## Written task
Extract each line of the records below that contains the word "Lacuna".

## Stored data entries

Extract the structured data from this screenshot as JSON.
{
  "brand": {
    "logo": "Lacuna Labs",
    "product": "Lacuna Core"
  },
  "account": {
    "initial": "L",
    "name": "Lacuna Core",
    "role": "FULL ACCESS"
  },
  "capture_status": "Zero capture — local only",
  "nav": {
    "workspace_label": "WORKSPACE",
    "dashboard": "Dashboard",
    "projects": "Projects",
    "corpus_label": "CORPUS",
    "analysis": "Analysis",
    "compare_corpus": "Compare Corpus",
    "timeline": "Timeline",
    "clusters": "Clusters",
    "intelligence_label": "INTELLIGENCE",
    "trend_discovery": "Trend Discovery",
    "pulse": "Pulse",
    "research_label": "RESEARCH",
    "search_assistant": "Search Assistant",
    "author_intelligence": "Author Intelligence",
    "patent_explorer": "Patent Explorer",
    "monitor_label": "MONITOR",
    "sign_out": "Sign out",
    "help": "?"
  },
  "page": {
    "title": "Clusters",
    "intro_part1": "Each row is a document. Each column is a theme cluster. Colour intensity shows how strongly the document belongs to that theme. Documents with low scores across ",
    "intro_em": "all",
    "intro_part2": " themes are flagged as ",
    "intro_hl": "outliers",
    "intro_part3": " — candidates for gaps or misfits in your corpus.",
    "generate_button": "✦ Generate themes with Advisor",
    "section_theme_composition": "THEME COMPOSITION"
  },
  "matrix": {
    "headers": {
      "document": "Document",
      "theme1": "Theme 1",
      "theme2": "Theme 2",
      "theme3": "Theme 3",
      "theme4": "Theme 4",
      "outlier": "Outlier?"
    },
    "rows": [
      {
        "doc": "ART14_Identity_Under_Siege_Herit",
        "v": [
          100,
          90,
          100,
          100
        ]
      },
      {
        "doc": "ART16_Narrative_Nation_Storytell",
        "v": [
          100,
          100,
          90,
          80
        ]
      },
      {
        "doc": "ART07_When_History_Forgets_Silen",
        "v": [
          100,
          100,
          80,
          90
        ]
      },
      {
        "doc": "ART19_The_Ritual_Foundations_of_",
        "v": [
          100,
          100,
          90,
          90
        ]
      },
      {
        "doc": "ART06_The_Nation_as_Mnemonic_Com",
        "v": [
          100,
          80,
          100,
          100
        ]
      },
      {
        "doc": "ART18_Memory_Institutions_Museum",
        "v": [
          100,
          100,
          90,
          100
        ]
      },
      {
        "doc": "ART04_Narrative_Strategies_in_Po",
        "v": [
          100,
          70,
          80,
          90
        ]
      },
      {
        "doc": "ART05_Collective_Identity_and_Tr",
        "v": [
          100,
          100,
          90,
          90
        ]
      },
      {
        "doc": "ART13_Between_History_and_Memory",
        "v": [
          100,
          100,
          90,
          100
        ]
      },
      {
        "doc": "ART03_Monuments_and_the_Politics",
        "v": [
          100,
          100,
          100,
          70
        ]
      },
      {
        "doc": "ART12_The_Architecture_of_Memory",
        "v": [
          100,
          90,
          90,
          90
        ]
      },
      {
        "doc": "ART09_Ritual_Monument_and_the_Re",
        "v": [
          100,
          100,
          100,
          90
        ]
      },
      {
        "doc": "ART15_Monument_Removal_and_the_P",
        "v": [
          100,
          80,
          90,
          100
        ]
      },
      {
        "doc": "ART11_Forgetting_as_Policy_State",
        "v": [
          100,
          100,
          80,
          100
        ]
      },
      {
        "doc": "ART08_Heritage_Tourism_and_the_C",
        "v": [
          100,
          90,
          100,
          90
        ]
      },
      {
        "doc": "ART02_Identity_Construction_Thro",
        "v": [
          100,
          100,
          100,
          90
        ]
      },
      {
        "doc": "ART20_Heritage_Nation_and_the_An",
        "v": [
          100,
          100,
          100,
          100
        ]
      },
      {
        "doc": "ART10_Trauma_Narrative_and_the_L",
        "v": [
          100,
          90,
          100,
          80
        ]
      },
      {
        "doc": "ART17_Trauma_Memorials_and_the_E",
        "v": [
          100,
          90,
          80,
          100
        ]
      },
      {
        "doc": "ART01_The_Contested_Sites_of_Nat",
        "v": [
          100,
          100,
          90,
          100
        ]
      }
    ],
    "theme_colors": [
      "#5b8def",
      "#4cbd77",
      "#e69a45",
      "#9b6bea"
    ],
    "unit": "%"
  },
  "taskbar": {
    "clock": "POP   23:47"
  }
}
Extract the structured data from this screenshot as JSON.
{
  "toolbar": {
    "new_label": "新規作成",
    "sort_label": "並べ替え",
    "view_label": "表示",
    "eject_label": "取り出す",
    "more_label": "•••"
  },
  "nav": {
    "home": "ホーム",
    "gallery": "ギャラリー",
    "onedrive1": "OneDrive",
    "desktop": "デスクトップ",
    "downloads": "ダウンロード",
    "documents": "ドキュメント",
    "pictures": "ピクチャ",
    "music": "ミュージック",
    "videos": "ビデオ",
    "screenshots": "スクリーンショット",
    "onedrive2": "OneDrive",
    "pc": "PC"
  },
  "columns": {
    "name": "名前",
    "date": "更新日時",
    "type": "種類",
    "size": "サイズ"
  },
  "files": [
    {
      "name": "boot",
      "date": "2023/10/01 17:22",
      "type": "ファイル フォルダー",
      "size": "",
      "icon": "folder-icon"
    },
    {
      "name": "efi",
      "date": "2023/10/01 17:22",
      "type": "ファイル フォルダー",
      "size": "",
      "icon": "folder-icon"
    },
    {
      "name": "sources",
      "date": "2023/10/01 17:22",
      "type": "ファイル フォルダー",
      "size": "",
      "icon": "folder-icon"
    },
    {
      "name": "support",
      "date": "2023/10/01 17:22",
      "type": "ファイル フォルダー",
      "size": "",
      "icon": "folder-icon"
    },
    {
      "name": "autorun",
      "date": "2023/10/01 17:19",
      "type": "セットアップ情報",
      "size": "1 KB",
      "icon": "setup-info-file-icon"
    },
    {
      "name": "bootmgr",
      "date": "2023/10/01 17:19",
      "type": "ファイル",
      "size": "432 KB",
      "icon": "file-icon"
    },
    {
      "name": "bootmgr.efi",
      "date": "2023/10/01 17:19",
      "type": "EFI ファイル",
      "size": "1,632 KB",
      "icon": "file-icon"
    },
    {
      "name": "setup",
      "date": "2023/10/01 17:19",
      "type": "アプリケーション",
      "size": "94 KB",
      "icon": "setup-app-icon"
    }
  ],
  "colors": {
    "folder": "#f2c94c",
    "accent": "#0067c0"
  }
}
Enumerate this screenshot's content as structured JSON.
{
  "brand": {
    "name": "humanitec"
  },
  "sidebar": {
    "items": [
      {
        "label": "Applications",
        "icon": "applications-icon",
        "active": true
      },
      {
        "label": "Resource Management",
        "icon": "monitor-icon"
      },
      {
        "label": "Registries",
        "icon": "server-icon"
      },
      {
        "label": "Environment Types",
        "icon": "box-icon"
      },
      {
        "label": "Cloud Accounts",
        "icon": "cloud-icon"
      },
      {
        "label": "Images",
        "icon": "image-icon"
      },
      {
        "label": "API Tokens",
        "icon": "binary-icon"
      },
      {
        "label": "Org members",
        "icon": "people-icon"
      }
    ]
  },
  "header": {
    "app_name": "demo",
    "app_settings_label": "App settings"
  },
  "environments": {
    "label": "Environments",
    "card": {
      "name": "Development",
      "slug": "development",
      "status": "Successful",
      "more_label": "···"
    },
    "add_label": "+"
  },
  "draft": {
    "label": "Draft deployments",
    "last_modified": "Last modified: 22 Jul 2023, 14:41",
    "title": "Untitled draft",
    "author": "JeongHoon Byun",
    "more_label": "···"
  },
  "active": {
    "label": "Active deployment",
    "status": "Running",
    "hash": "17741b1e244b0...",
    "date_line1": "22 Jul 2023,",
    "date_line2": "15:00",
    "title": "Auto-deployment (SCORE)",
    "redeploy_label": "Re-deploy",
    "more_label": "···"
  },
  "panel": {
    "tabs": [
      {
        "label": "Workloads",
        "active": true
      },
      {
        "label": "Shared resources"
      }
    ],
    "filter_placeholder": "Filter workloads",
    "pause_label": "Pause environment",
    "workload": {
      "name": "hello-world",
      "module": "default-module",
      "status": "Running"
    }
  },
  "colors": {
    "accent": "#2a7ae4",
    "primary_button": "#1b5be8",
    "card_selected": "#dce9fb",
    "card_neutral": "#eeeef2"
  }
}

## Task output
    "logo": "Lacuna Labs",
    "product": "Lacuna Core"
    "name": "Lacuna Core",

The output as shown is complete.